[Your objective] Copy each line below without leaving any out.

[Input data]
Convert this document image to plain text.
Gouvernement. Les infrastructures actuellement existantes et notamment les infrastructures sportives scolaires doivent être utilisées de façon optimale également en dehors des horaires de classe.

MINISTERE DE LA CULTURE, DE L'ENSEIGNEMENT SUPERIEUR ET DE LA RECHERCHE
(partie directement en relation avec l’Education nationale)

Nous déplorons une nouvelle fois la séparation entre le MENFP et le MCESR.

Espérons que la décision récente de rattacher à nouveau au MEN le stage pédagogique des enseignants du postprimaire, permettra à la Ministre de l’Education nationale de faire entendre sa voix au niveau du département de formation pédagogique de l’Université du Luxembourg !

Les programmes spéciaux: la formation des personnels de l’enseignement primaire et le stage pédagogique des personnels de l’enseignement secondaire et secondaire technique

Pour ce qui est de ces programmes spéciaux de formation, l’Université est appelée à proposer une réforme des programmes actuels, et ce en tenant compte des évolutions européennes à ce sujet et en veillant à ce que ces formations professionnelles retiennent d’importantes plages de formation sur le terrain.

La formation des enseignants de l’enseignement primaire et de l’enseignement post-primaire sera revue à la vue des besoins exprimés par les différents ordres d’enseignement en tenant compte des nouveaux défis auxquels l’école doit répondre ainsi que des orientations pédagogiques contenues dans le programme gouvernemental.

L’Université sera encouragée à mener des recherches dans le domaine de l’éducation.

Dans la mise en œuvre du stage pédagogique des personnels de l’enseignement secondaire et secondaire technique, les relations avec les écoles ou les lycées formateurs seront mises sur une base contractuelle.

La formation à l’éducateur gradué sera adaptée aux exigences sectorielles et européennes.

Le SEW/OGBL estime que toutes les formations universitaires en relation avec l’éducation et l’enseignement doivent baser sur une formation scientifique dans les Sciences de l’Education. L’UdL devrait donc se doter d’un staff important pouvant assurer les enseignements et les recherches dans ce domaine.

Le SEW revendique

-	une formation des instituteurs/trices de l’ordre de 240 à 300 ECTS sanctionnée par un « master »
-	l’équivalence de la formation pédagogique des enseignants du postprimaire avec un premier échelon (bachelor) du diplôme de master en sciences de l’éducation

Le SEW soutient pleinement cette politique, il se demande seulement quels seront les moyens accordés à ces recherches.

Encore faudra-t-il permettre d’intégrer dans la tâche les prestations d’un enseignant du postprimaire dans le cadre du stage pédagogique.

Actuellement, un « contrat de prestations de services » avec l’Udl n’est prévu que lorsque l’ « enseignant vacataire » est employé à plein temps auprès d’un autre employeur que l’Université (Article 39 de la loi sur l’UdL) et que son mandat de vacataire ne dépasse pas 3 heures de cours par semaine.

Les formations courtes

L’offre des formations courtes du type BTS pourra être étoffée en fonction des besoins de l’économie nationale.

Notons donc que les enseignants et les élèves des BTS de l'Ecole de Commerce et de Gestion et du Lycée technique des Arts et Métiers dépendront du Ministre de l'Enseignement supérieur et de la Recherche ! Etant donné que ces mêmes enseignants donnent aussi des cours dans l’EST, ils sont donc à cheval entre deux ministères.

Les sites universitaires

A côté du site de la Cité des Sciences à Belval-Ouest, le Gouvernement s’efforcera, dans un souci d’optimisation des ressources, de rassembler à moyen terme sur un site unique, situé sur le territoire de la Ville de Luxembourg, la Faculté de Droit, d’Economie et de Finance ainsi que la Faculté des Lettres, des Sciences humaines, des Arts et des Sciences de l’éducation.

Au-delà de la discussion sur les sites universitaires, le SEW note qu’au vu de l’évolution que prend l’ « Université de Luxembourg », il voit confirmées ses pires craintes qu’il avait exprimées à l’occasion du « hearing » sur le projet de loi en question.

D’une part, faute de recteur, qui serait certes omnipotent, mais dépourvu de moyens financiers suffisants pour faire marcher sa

[Solution for this exercise]
Convert this document image to plain text.
Gouvernement. Les infrastructures actuellement existantes et notamment les infrastructures sportives scolaires doivent être utilisées de façon optimale également en dehors des horaires de classe.

MINISTERE DE LA CULTURE, DE L'ENSEIGNEMENT SUPERIEUR ET DE LA RECHERCHE
(partie directement en relation avec l’Education nationale)

Nous déplorons une nouvelle fois la séparation entre le MENFP et le MCESR.

Espérons que la décision récente de rattacher à nouveau au MEN le stage pédagogique des enseignants du postprimaire, permettra à la Ministre de l’Education nationale de faire entendre sa voix au niveau du département de formation pédagogique de l’Université du Luxembourg !

Les programmes spéciaux: la formation des personnels de l’enseignement primaire et le stage pédagogique des personnels de l’enseignement secondaire et secondaire technique

Pour ce qui est de ces programmes spéciaux de formation, l’Université est appelée à proposer une réforme des programmes actuels, et ce en tenant compte des évolutions européennes à ce sujet et en veillant à ce que ces formations professionnelles retiennent d’importantes plages de formation sur le terrain.

La formation des enseignants de l’enseignement primaire et de l’enseignement post-primaire sera revue à la vue des besoins exprimés par les différents ordres d’enseignement en tenant compte des nouveaux défis auxquels l’école doit répondre ainsi que des orientations pédagogiques contenues dans le programme gouvernemental.

L’Université sera encouragée à mener des recherches dans le domaine de l’éducation.

Dans la mise en œuvre du stage pédagogique des personnels de l’enseignement secondaire et secondaire technique, les relations avec les écoles ou les lycées formateurs seront mises sur une base contractuelle.

La formation à l’éducateur gradué sera adaptée aux exigences sectorielles et européennes.

Le SEW/OGBL estime que toutes les formations universitaires en relation avec l’éducation et l’enseignement doivent baser sur une formation scientifique dans les Sciences de l’Education. L’UdL devrait donc se doter d’un staff important pouvant assurer les enseignements et les recherches dans ce domaine.

Le SEW revendique

-	une formation des instituteurs/trices de l’ordre de 240 à 300 ECTS sanctionnée par un « master »
-	l’équivalence de la formation pédagogique des enseignants du postprimaire avec un premier échelon (bachelor) du diplôme de master en sciences de l’éducation

Le SEW soutient pleinement cette politique, il se demande seulement quels seront les moyens accordés à ces recherches.

Encore faudra-t-il permettre d’intégrer dans la tâche les prestations d’un enseignant du postprimaire dans le cadre du stage pédagogique.

Actuellement, un « contrat de prestations de services » avec l’Udl n’est prévu que lorsque l’ « enseignant vacataire » est employé à plein temps auprès d’un autre employeur que l’Université (Article 39 de la loi sur l’UdL) et que son mandat de vacataire ne dépasse pas 3 heures de cours par semaine.

Les formations courtes

L’offre des formations courtes du type BTS pourra être étoffée en fonction des besoins de l’économie nationale.

Notons donc que les enseignants et les élèves des BTS de l'Ecole de Commerce et de Gestion et du Lycée technique des Arts et Métiers dépendront du Ministre de l'Enseignement supérieur et de la Recherche ! Etant donné que ces mêmes enseignants donnent aussi des cours dans l’EST, ils sont donc à cheval entre deux ministères.

Les sites universitaires

A côté du site de la Cité des Sciences à Belval-Ouest, le Gouvernement s’efforcera, dans un souci d’optimisation des ressources, de rassembler à moyen terme sur un site unique, situé sur le territoire de la Ville de Luxembourg, la Faculté de Droit, d’Economie et de Finance ainsi que la Faculté des Lettres, des Sciences humaines, des Arts et des Sciences de l’éducation.

Au-delà de la discussion sur les sites universitaires, le SEW note qu’au vu de l’évolution que prend l’ « Université de Luxembourg », il voit confirmées ses pires craintes qu’il avait exprimées à l’occasion du « hearing » sur le projet de loi en question.

D’une part, faute de recteur, qui serait certes omnipotent, mais dépourvu de moyens financiers suffisants pour faire marcher sa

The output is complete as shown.